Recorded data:
_ _ _ _ _ _ _

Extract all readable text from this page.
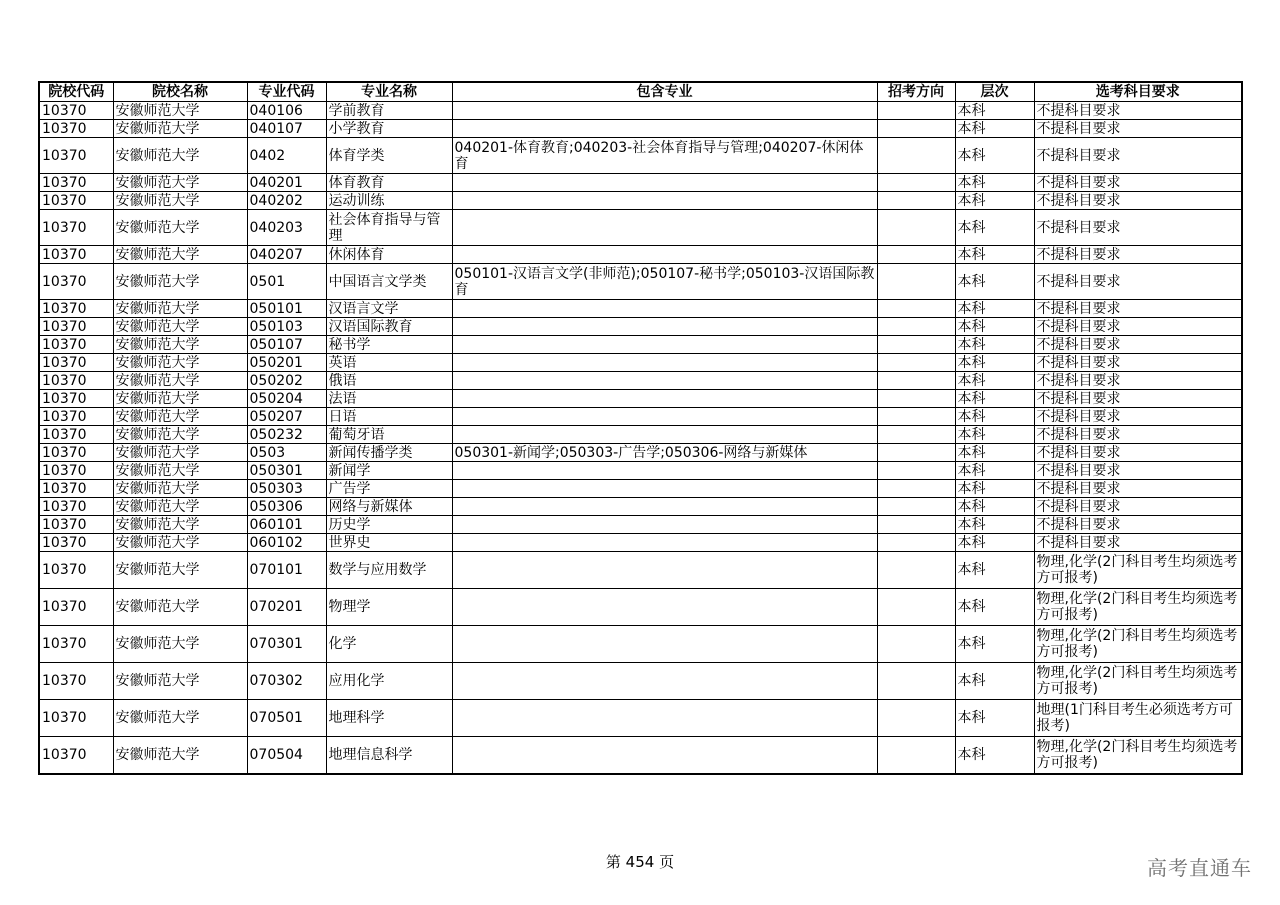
院校代码	院校名称	专业代码	专业名称	包含专业	招考方向	层次	选考科目要求
10370	安徽师范大学	040106	学前教育			本科	不提科目要求
10370	安徽师范大学	040107	小学教育			本科	不提科目要求
10370	安徽师范大学	0402	体育学类	040201-体育教育;040203-社会体育指导与管理;040207-休闲体育		本科	不提科目要求
10370	安徽师范大学	040201	体育教育			本科	不提科目要求
10370	安徽师范大学	040202	运动训练			本科	不提科目要求
10370	安徽师范大学	040203	社会体育指导与管理			本科	不提科目要求
10370	安徽师范大学	040207	休闲体育			本科	不提科目要求
10370	安徽师范大学	0501	中国语言文学类	050101-汉语言文学(非师范);050107-秘书学;050103-汉语国际教育		本科	不提科目要求
10370	安徽师范大学	050101	汉语言文学			本科	不提科目要求
10370	安徽师范大学	050103	汉语国际教育			本科	不提科目要求
10370	安徽师范大学	050107	秘书学			本科	不提科目要求
10370	安徽师范大学	050201	英语			本科	不提科目要求
10370	安徽师范大学	050202	俄语			本科	不提科目要求
10370	安徽师范大学	050204	法语			本科	不提科目要求
10370	安徽师范大学	050207	日语			本科	不提科目要求
10370	安徽师范大学	050232	葡萄牙语			本科	不提科目要求
10370	安徽师范大学	0503	新闻传播学类	050301-新闻学;050303-广告学;050306-网络与新媒体		本科	不提科目要求
10370	安徽师范大学	050301	新闻学			本科	不提科目要求
10370	安徽师范大学	050303	广告学			本科	不提科目要求
10370	安徽师范大学	050306	网络与新媒体			本科	不提科目要求
10370	安徽师范大学	060101	历史学			本科	不提科目要求
10370	安徽师范大学	060102	世界史			本科	不提科目要求
10370	安徽师范大学	070101	数学与应用数学			本科	物理,化学(2门科目考生均须选考方可报考)
10370	安徽师范大学	070201	物理学			本科	物理,化学(2门科目考生均须选考方可报考)
10370	安徽师范大学	070301	化学			本科	物理,化学(2门科目考生均须选考方可报考)
10370	安徽师范大学	070302	应用化学			本科	物理,化学(2门科目考生均须选考方可报考)
10370	安徽师范大学	070501	地理科学			本科	地理(1门科目考生必须选考方可报考)
10370	安徽师范大学	070504	地理信息科学			本科	物理,化学(2门科目考生均须选考方可报考)
第 454 页	高考直通车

_ _ _ _ _ _ _

▸ Task details:
Copy every line that contains the string "网络与新媒体".

▸ Exercise response:
10370	安徽师范大学	0503	新闻传播学类	050301-新闻学;050303-广告学;050306-网络与新媒体		本科	不提科目要求
10370	安徽师范大学	050306	网络与新媒体			本科	不提科目要求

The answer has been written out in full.